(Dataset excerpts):
☆ ☆ ☆

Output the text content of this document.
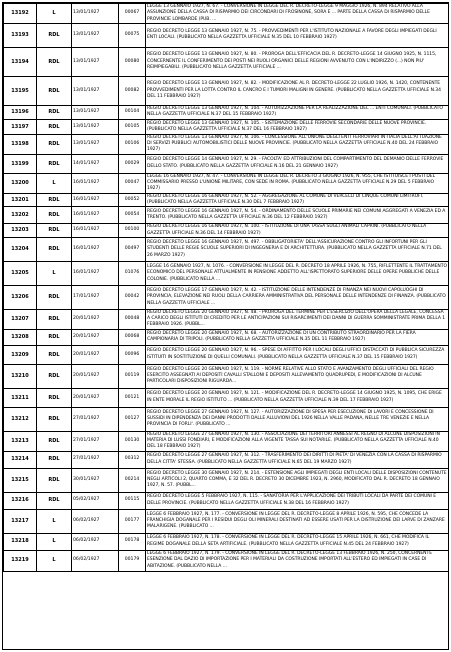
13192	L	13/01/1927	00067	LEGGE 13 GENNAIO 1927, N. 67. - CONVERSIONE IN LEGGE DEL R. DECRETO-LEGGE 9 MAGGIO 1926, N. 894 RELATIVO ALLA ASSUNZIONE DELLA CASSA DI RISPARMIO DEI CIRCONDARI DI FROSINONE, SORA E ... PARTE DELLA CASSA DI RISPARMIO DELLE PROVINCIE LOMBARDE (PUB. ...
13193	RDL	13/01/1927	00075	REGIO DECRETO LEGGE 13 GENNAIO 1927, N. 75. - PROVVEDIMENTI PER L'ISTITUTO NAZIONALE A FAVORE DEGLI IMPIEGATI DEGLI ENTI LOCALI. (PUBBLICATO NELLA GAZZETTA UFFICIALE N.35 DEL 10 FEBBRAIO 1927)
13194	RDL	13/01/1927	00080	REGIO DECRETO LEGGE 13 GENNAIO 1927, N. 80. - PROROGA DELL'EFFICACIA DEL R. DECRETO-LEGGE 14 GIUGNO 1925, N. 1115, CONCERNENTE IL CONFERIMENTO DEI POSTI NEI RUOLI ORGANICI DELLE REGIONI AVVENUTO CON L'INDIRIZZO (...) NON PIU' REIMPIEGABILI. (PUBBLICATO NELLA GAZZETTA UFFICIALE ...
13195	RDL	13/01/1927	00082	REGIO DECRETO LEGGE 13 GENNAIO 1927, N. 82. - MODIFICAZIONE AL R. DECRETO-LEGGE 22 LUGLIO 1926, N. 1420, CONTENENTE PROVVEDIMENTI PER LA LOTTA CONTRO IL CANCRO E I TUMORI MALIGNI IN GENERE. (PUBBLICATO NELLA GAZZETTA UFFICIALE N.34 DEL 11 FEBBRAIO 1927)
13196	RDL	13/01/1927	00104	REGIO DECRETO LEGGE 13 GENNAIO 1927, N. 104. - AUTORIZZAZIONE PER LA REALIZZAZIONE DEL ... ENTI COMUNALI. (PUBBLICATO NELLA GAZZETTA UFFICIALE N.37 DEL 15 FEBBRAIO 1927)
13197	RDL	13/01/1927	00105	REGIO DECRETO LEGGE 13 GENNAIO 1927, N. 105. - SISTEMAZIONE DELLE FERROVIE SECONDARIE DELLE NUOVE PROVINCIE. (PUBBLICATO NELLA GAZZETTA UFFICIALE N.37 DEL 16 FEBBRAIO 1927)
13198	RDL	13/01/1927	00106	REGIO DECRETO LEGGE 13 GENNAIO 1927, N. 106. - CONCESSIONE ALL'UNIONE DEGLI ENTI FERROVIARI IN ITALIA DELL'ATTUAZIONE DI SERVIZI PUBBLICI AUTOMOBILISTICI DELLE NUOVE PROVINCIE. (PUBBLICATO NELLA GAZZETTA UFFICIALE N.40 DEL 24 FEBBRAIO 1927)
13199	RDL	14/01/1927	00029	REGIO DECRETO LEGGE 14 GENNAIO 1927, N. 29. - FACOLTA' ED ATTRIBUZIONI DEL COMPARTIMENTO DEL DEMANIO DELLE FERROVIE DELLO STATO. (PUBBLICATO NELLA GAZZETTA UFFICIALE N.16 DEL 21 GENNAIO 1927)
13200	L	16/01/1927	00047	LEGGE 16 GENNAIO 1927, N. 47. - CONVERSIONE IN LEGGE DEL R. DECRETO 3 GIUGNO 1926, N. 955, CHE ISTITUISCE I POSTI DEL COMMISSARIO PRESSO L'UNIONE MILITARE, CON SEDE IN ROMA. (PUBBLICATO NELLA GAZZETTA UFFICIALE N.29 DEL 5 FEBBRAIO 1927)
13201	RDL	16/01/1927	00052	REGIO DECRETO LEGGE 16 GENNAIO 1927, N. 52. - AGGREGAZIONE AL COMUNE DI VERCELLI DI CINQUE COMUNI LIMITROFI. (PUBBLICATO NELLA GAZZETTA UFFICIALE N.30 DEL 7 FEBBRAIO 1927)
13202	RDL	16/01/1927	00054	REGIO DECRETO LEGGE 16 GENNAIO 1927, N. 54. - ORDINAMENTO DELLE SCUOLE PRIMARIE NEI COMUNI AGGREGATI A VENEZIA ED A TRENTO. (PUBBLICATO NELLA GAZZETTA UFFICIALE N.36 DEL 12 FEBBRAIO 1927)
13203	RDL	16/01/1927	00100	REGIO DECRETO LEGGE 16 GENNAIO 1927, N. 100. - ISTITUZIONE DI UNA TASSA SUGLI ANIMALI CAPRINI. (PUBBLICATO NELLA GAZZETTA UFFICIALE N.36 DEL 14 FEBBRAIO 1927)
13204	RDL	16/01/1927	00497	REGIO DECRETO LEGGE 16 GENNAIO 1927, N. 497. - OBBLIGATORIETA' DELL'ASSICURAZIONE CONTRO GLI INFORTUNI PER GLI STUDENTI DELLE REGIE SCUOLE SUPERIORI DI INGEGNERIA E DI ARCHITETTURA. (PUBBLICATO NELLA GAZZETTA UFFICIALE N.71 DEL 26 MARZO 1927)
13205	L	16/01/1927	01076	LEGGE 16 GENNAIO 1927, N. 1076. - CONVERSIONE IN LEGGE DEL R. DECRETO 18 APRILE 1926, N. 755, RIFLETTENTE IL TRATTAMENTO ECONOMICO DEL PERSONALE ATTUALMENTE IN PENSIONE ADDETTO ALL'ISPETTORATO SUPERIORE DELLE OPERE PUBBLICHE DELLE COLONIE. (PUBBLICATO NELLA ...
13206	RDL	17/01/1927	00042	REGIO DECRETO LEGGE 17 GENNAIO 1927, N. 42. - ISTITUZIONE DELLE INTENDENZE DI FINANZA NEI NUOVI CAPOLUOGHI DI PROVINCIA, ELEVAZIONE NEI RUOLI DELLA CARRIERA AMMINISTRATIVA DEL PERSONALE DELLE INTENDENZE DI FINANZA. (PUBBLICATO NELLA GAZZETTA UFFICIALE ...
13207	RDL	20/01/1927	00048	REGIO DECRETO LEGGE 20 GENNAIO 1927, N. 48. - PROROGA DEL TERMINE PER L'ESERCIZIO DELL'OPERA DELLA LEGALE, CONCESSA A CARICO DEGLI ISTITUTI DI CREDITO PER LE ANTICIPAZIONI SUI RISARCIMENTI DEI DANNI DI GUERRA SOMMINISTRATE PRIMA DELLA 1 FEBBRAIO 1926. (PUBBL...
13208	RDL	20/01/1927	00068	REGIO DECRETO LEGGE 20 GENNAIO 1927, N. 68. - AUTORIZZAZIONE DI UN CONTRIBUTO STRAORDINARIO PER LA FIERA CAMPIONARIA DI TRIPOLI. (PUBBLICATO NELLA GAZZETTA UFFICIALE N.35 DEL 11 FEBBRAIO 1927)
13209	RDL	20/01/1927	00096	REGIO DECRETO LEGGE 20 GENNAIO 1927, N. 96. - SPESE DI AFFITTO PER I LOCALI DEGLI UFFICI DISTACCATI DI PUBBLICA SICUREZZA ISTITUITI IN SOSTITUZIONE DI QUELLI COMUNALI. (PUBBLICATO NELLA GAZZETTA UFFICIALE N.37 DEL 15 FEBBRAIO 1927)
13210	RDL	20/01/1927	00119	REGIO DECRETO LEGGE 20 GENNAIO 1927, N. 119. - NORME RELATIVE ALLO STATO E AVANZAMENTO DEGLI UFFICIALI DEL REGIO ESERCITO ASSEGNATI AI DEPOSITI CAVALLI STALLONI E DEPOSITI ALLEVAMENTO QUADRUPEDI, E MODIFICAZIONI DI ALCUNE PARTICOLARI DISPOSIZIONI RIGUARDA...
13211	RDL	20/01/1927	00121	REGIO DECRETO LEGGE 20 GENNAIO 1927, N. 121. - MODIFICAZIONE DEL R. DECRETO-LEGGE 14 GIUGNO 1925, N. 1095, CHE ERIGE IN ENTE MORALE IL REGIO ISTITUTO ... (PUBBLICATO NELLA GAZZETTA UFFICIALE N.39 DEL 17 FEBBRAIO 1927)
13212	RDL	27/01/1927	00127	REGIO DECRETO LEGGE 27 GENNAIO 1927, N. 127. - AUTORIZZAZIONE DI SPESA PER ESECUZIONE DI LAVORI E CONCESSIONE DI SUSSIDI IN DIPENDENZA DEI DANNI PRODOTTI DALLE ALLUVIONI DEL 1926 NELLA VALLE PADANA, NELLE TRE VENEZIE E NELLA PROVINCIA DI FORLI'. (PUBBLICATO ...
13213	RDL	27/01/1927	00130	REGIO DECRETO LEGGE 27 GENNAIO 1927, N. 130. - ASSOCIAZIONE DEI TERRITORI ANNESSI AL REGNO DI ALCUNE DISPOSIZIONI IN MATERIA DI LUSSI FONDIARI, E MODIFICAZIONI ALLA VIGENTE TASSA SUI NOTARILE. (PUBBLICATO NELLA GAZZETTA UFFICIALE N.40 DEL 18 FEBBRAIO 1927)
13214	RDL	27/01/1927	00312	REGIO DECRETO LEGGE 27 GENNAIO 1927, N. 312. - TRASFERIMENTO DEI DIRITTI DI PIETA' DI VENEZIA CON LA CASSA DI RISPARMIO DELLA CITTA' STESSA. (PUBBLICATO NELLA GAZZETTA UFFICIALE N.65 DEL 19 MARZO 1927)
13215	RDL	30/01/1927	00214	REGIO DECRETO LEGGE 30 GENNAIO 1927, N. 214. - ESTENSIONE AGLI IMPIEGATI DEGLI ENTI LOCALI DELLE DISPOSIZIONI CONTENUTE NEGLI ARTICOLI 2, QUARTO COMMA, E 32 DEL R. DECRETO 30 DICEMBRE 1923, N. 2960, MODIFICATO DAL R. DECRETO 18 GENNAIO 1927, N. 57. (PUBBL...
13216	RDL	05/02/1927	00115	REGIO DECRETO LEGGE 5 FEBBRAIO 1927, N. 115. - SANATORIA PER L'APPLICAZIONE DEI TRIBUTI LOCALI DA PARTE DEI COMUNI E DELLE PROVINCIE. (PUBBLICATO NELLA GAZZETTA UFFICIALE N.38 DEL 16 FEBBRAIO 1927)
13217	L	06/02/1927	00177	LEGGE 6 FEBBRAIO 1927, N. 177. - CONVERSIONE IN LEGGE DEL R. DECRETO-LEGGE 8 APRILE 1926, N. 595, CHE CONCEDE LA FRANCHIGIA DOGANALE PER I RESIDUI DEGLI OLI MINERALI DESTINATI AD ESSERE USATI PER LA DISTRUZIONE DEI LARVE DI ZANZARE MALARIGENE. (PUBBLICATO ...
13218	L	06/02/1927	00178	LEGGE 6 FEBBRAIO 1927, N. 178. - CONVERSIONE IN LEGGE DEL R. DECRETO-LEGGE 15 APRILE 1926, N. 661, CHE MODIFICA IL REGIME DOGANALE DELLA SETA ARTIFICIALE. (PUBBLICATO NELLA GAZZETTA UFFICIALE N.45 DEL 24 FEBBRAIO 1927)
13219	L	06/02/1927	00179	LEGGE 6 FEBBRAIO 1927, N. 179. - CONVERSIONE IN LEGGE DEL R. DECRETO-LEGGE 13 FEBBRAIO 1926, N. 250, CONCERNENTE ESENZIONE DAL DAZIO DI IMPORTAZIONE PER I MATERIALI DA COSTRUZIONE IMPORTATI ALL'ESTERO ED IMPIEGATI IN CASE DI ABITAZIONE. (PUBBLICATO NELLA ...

☆ ☆ ☆

From the entries above, show each line that includes the string "AUTORIZZAZIONE".

(ANSWER SPACE):
13196	RDL	13/01/1927	00104	REGIO DECRETO LEGGE 13 GENNAIO 1927, N. 104. - AUTORIZZAZIONE PER LA REALIZZAZIONE DEL ... ENTI COMUNALI. (PUBBLICATO NELLA GAZZETTA UFFICIALE N.37 DEL 15 FEBBRAIO 1927)
13208	RDL	20/01/1927	00068	REGIO DECRETO LEGGE 20 GENNAIO 1927, N. 68. - AUTORIZZAZIONE DI UN CONTRIBUTO STRAORDINARIO PER LA FIERA CAMPIONARIA DI TRIPOLI. (PUBBLICATO NELLA GAZZETTA UFFICIALE N.35 DEL 11 FEBBRAIO 1927)
13212	RDL	27/01/1927	00127	REGIO DECRETO LEGGE 27 GENNAIO 1927, N. 127. - AUTORIZZAZIONE DI SPESA PER ESECUZIONE DI LAVORI E CONCESSIONE DI SUSSIDI IN DIPENDENZA DEI DANNI PRODOTTI DALLE ALLUVIONI DEL 1926 NELLA VALLE PADANA, NELLE TRE VENEZIE E NELLA PROVINCIA DI FORLI'. (PUBBLICATO ...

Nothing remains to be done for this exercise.